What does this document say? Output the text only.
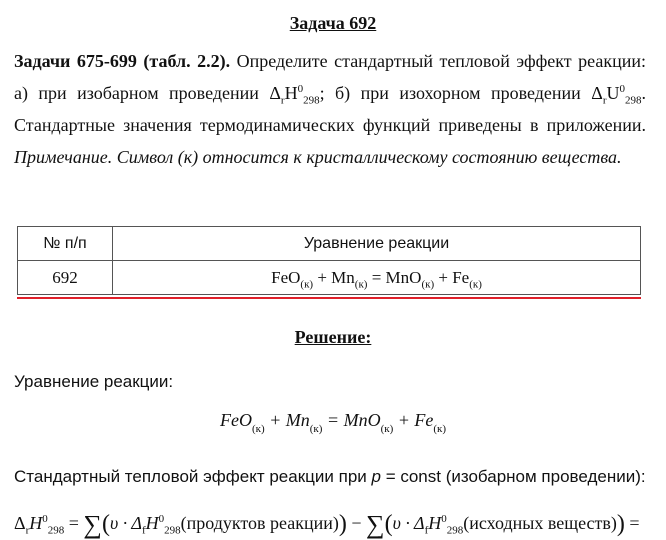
Задача 692
Задачи 675-699 (табл. 2.2). Определите стандартный тепловой эффект реакции: а) при изобарном проведении $\Delta_rH^0_{298}$; б) при изохорном проведении $\Delta_rU^0_{298}$. Стандартные значения термодинамических функций приведены в приложении. Примечание. Символ (к) относится к кристаллическому состоянию вещества.
№ п/п	Уравнение реакции
692	$FeO_{(к)} + Mn_{(к)} = MnO_{(к)} + Fe_{(к)}$
Решение:
Уравнение реакции:
$FeO_{(к)} + Mn_{(к)} = MnO_{(к)} + Fe_{(к)}$
Стандартный тепловой эффект реакции при p = const (изобарном проведении):
$\Delta_rH^0_{298} = \sum(\upsilon$ · $\Delta_fH^0_{298}(продуктов$ реакции)) − $\sum(\upsilon \cdot \Delta_fH^0_{298}(исходных$ веществ)) =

_____

Report all lines of the data that include the word "изобарном".

FINAL ANSWER
Задачи 675-699 (табл. 2.2). Определите стандартный тепловой эффект реакции: а) при изобарном проведении $\Delta_rH^0_{298}$; б) при изохорном проведении $\Delta_rU^0_{298}$. Стандартные значения термодинамических функций приведены в приложении. Примечание. Символ (к) относится к кристаллическому состоянию вещества.
Стандартный тепловой эффект реакции при p = const (изобарном проведении):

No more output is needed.